======== Exercise materials

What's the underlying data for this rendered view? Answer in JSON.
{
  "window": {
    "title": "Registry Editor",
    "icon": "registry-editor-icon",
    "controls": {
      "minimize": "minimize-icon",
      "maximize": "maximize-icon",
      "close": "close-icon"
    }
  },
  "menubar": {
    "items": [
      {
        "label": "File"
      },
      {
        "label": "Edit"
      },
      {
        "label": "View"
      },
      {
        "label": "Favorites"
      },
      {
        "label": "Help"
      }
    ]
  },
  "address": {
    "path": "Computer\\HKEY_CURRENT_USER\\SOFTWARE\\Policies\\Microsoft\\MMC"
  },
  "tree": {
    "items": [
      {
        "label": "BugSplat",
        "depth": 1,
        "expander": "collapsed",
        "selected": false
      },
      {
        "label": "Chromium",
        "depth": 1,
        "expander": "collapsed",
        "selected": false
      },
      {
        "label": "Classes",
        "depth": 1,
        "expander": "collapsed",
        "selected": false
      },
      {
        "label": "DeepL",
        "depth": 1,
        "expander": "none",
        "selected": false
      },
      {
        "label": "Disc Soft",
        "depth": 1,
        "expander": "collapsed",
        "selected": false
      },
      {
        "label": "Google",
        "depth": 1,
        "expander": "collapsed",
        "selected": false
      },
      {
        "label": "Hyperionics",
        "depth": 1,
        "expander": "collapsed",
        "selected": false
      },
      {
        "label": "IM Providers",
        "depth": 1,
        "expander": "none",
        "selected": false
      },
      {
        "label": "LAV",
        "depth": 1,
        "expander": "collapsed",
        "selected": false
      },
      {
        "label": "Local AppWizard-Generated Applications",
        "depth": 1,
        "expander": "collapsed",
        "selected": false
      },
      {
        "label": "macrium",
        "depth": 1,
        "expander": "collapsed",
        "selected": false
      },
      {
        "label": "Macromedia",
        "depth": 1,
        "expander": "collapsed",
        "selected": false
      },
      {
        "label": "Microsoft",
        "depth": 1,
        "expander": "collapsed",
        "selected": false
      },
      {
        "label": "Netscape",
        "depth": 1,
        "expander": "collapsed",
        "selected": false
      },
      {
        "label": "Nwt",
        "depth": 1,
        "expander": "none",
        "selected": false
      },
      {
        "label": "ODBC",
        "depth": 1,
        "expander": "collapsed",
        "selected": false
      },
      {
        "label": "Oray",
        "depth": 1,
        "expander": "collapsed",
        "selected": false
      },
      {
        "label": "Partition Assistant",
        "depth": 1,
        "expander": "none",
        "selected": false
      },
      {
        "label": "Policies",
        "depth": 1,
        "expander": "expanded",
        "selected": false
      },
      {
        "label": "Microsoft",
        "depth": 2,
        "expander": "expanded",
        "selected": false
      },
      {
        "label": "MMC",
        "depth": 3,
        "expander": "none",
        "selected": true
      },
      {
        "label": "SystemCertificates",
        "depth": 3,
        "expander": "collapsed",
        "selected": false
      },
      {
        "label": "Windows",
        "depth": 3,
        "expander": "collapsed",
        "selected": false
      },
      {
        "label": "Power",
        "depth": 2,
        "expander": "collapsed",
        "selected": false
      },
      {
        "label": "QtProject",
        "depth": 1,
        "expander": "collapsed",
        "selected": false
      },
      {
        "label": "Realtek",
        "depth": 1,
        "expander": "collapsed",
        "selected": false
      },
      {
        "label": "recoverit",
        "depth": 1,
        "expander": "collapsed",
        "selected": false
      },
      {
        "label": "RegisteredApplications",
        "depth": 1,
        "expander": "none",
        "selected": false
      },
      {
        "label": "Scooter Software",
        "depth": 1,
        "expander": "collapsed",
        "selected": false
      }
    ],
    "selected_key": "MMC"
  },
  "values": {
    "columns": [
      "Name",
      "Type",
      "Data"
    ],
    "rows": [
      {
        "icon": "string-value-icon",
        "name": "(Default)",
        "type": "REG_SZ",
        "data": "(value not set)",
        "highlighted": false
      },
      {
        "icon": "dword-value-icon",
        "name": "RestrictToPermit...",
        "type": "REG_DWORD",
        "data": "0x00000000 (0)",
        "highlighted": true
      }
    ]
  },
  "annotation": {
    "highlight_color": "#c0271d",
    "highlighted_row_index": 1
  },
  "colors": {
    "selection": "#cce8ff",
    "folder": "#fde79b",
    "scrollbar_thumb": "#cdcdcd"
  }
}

================

* Exercise *
Reproduce the material verbatim, line by line.

* Problem solution *
What's the underlying data for this rendered view? Answer in JSON.
{
  "window": {
    "title": "Registry Editor",
    "icon": "registry-editor-icon",
    "controls": {
      "minimize": "minimize-icon",
      "maximize": "maximize-icon",
      "close": "close-icon"
    }
  },
  "menubar": {
    "items": [
      {
        "label": "File"
      },
      {
        "label": "Edit"
      },
      {
        "label": "View"
      },
      {
        "label": "Favorites"
      },
      {
        "label": "Help"
      }
    ]
  },
  "address": {
    "path": "Computer\\HKEY_CURRENT_USER\\SOFTWARE\\Policies\\Microsoft\\MMC"
  },
  "tree": {
    "items": [
      {
        "label": "BugSplat",
        "depth": 1,
        "expander": "collapsed",
        "selected": false
      },
      {
        "label": "Chromium",
        "depth": 1,
        "expander": "collapsed",
        "selected": false
      },
      {
        "label": "Classes",
        "depth": 1,
        "expander": "collapsed",
        "selected": false
      },
      {
        "label": "DeepL",
        "depth": 1,
        "expander": "none",
        "selected": false
      },
      {
        "label": "Disc Soft",
        "depth": 1,
        "expander": "collapsed",
        "selected": false
      },
      {
        "label": "Google",
        "depth": 1,
        "expander": "collapsed",
        "selected": false
      },
      {
        "label": "Hyperionics",
        "depth": 1,
        "expander": "collapsed",
        "selected": false
      },
      {
        "label": "IM Providers",
        "depth": 1,
        "expander": "none",
        "selected": false
      },
      {
        "label": "LAV",
        "depth": 1,
        "expander": "collapsed",
        "selected": false
      },
      {
        "label": "Local AppWizard-Generated Applications",
        "depth": 1,
        "expander": "collapsed",
        "selected": false
      },
      {
        "label": "macrium",
        "depth": 1,
        "expander": "collapsed",
        "selected": false
      },
      {
        "label": "Macromedia",
        "depth": 1,
        "expander": "collapsed",
        "selected": false
      },
      {
        "label": "Microsoft",
        "depth": 1,
        "expander": "collapsed",
        "selected": false
      },
      {
        "label": "Netscape",
        "depth": 1,
        "expander": "collapsed",
        "selected": false
      },
      {
        "label": "Nwt",
        "depth": 1,
        "expander": "none",
        "selected": false
      },
      {
        "label": "ODBC",
        "depth": 1,
        "expander": "collapsed",
        "selected": false
      },
      {
        "label": "Oray",
        "depth": 1,
        "expander": "collapsed",
        "selected": false
      },
      {
        "label": "Partition Assistant",
        "depth": 1,
        "expander": "none",
        "selected": false
      },
      {
        "label": "Policies",
        "depth": 1,
        "expander": "expanded",
        "selected": false
      },
      {
        "label": "Microsoft",
        "depth": 2,
        "expander": "expanded",
        "selected": false
      },
      {
        "label": "MMC",
        "depth": 3,
        "expander": "none",
        "selected": true
      },
      {
        "label": "SystemCertificates",
        "depth": 3,
        "expander": "collapsed",
        "selected": false
      },
      {
        "label": "Windows",
        "depth": 3,
        "expander": "collapsed",
        "selected": false
      },
      {
        "label": "Power",
        "depth": 2,
        "expander": "collapsed",
        "selected": false
      },
      {
        "label": "QtProject",
        "depth": 1,
        "expander": "collapsed",
        "selected": false
      },
      {
        "label": "Realtek",
        "depth": 1,
        "expander": "collapsed",
        "selected": false
      },
      {
        "label": "recoverit",
        "depth": 1,
        "expander": "collapsed",
        "selected": false
      },
      {
        "label": "RegisteredApplications",
        "depth": 1,
        "expander": "none",
        "selected": false
      },
      {
        "label": "Scooter Software",
        "depth": 1,
        "expander": "collapsed",
        "selected": false
      }
    ],
    "selected_key": "MMC"
  },
  "values": {
    "columns": [
      "Name",
      "Type",
      "Data"
    ],
    "rows": [
      {
        "icon": "string-value-icon",
        "name": "(Default)",
        "type": "REG_SZ",
        "data": "(value not set)",
        "highlighted": false
      },
      {
        "icon": "dword-value-icon",
        "name": "RestrictToPermit...",
        "type": "REG_DWORD",
        "data": "0x00000000 (0)",
        "highlighted": true
      }
    ]
  },
  "annotation": {
    "highlight_color": "#c0271d",
    "highlighted_row_index": 1
  },
  "colors": {
    "selection": "#cce8ff",
    "folder": "#fde79b",
    "scrollbar_thumb": "#cdcdcd"
  }
}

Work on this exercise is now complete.